What is required: All of the data needs to be repeated exactly.

Dataset records:
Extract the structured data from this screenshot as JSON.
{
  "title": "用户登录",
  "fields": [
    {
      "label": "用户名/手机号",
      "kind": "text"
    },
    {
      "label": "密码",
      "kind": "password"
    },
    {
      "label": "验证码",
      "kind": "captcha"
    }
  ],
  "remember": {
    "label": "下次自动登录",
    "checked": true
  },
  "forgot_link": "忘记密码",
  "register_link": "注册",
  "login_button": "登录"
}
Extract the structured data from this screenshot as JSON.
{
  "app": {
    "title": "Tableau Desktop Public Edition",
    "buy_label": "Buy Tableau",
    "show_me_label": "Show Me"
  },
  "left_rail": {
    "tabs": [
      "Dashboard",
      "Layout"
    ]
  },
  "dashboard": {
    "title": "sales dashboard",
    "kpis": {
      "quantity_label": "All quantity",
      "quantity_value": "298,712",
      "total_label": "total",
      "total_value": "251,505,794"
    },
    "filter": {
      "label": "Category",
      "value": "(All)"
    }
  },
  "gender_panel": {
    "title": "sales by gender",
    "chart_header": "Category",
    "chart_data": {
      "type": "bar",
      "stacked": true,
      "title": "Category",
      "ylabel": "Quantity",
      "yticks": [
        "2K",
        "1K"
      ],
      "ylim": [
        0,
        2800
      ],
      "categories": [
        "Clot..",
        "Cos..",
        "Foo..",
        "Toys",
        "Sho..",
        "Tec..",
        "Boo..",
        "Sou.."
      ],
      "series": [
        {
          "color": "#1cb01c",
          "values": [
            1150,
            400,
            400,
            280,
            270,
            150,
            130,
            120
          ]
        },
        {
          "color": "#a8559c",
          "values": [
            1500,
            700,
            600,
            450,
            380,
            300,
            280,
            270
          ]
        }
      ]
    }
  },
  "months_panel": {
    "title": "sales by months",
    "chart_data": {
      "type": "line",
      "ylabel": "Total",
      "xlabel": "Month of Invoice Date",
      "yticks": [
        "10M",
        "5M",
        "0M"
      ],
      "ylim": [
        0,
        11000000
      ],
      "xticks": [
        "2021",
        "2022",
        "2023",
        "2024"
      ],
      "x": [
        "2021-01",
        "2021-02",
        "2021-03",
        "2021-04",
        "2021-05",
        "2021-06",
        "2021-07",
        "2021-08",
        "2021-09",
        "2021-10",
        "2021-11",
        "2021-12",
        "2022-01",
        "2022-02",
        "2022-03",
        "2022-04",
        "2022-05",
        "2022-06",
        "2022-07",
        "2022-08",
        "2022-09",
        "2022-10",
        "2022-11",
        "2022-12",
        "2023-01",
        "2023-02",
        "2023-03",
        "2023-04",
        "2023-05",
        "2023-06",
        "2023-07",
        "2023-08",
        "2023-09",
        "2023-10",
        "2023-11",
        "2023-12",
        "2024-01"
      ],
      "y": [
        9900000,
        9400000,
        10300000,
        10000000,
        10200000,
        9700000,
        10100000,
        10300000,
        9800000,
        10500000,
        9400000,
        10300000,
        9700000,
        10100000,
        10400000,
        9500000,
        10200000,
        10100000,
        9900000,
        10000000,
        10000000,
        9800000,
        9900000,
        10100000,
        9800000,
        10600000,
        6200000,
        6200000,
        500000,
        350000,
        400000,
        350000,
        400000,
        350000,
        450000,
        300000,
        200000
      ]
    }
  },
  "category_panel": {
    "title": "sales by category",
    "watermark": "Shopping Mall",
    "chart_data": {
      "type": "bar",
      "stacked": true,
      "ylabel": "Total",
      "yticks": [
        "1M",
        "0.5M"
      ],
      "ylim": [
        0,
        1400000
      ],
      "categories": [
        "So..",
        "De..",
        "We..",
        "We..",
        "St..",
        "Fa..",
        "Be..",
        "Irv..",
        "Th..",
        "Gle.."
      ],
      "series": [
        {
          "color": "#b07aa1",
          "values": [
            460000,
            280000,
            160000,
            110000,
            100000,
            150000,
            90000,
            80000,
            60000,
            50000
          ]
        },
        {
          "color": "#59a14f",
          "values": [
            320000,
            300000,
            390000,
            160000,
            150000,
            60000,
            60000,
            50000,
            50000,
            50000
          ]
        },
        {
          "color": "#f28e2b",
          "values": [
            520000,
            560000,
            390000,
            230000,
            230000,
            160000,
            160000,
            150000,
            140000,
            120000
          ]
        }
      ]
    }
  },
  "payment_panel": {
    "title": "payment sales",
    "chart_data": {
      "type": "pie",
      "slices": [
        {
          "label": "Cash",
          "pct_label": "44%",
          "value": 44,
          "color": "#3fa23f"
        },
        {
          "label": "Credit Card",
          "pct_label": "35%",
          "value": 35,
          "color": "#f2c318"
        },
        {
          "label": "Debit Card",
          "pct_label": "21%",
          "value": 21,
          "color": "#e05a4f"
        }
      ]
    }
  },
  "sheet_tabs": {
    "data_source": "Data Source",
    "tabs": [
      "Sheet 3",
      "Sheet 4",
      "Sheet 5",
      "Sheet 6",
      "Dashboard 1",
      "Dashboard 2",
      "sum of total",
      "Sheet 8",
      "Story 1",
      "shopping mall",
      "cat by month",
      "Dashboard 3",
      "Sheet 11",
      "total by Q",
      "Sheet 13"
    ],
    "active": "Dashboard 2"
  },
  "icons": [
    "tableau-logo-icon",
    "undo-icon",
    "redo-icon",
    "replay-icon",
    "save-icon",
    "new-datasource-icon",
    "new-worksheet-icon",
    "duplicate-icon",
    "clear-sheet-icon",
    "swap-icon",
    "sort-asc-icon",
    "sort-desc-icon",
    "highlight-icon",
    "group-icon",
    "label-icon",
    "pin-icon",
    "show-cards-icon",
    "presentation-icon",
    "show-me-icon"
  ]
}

Task solution:
Extract the structured data from this screenshot as JSON.
{
  "title": "用户登录",
  "fields": [
    {
      "label": "用户名/手机号",
      "kind": "text"
    },
    {
      "label": "密码",
      "kind": "password"
    },
    {
      "label": "验证码",
      "kind": "captcha"
    }
  ],
  "remember": {
    "label": "下次自动登录",
    "checked": true
  },
  "forgot_link": "忘记密码",
  "register_link": "注册",
  "login_button": "登录"
}
Extract the structured data from this screenshot as JSON.
{
  "app": {
    "title": "Tableau Desktop Public Edition",
    "buy_label": "Buy Tableau",
    "show_me_label": "Show Me"
  },
  "left_rail": {
    "tabs": [
      "Dashboard",
      "Layout"
    ]
  },
  "dashboard": {
    "title": "sales dashboard",
    "kpis": {
      "quantity_label": "All quantity",
      "quantity_value": "298,712",
      "total_label": "total",
      "total_value": "251,505,794"
    },
    "filter": {
      "label": "Category",
      "value": "(All)"
    }
  },
  "gender_panel": {
    "title": "sales by gender",
    "chart_header": "Category",
    "chart_data": {
      "type": "bar",
      "stacked": true,
      "title": "Category",
      "ylabel": "Quantity",
      "yticks": [
        "2K",
        "1K"
      ],
      "ylim": [
        0,
        2800
      ],
      "categories": [
        "Clot..",
        "Cos..",
        "Foo..",
        "Toys",
        "Sho..",
        "Tec..",
        "Boo..",
        "Sou.."
      ],
      "series": [
        {
          "color": "#1cb01c",
          "values": [
            1150,
            400,
            400,
            280,
            270,
            150,
            130,
            120
          ]
        },
        {
          "color": "#a8559c",
          "values": [
            1500,
            700,
            600,
            450,
            380,
            300,
            280,
            270
          ]
        }
      ]
    }
  },
  "months_panel": {
    "title": "sales by months",
    "chart_data": {
      "type": "line",
      "ylabel": "Total",
      "xlabel": "Month of Invoice Date",
      "yticks": [
        "10M",
        "5M",
        "0M"
      ],
      "ylim": [
        0,
        11000000
      ],
      "xticks": [
        "2021",
        "2022",
        "2023",
        "2024"
      ],
      "x": [
        "2021-01",
        "2021-02",
        "2021-03",
        "2021-04",
        "2021-05",
        "2021-06",
        "2021-07",
        "2021-08",
        "2021-09",
        "2021-10",
        "2021-11",
        "2021-12",
        "2022-01",
        "2022-02",
        "2022-03",
        "2022-04",
        "2022-05",
        "2022-06",
        "2022-07",
        "2022-08",
        "2022-09",
        "2022-10",
        "2022-11",
        "2022-12",
        "2023-01",
        "2023-02",
        "2023-03",
        "2023-04",
        "2023-05",
        "2023-06",
        "2023-07",
        "2023-08",
        "2023-09",
        "2023-10",
        "2023-11",
        "2023-12",
        "2024-01"
      ],
      "y": [
        9900000,
        9400000,
        10300000,
        10000000,
        10200000,
        9700000,
        10100000,
        10300000,
        9800000,
        10500000,
        9400000,
        10300000,
        9700000,
        10100000,
        10400000,
        9500000,
        10200000,
        10100000,
        9900000,
        10000000,
        10000000,
        9800000,
        9900000,
        10100000,
        9800000,
        10600000,
        6200000,
        6200000,
        500000,
        350000,
        400000,
        350000,
        400000,
        350000,
        450000,
        300000,
        200000
      ]
    }
  },
  "category_panel": {
    "title": "sales by category",
    "watermark": "Shopping Mall",
    "chart_data": {
      "type": "bar",
      "stacked": true,
      "ylabel": "Total",
      "yticks": [
        "1M",
        "0.5M"
      ],
      "ylim": [
        0,
        1400000
      ],
      "categories": [
        "So..",
        "De..",
        "We..",
        "We..",
        "St..",
        "Fa..",
        "Be..",
        "Irv..",
        "Th..",
        "Gle.."
      ],
      "series": [
        {
          "color": "#b07aa1",
          "values": [
            460000,
            280000,
            160000,
            110000,
            100000,
            150000,
            90000,
            80000,
            60000,
            50000
          ]
        },
        {
          "color": "#59a14f",
          "values": [
            320000,
            300000,
            390000,
            160000,
            150000,
            60000,
            60000,
            50000,
            50000,
            50000
          ]
        },
        {
          "color": "#f28e2b",
          "values": [
            520000,
            560000,
            390000,
            230000,
            230000,
            160000,
            160000,
            150000,
            140000,
            120000
          ]
        }
      ]
    }
  },
  "payment_panel": {
    "title": "payment sales",
    "chart_data": {
      "type": "pie",
      "slices": [
        {
          "label": "Cash",
          "pct_label": "44%",
          "value": 44,
          "color": "#3fa23f"
        },
        {
          "label": "Credit Card",
          "pct_label": "35%",
          "value": 35,
          "color": "#f2c318"
        },
        {
          "label": "Debit Card",
          "pct_label": "21%",
          "value": 21,
          "color": "#e05a4f"
        }
      ]
    }
  },
  "sheet_tabs": {
    "data_source": "Data Source",
    "tabs": [
      "Sheet 3",
      "Sheet 4",
      "Sheet 5",
      "Sheet 6",
      "Dashboard 1",
      "Dashboard 2",
      "sum of total",
      "Sheet 8",
      "Story 1",
      "shopping mall",
      "cat by month",
      "Dashboard 3",
      "Sheet 11",
      "total by Q",
      "Sheet 13"
    ],
    "active": "Dashboard 2"
  },
  "icons": [
    "tableau-logo-icon",
    "undo-icon",
    "redo-icon",
    "replay-icon",
    "save-icon",
    "new-datasource-icon",
    "new-worksheet-icon",
    "duplicate-icon",
    "clear-sheet-icon",
    "swap-icon",
    "sort-asc-icon",
    "sort-desc-icon",
    "highlight-icon",
    "group-icon",
    "label-icon",
    "pin-icon",
    "show-cards-icon",
    "presentation-icon",
    "show-me-icon"
  ]
}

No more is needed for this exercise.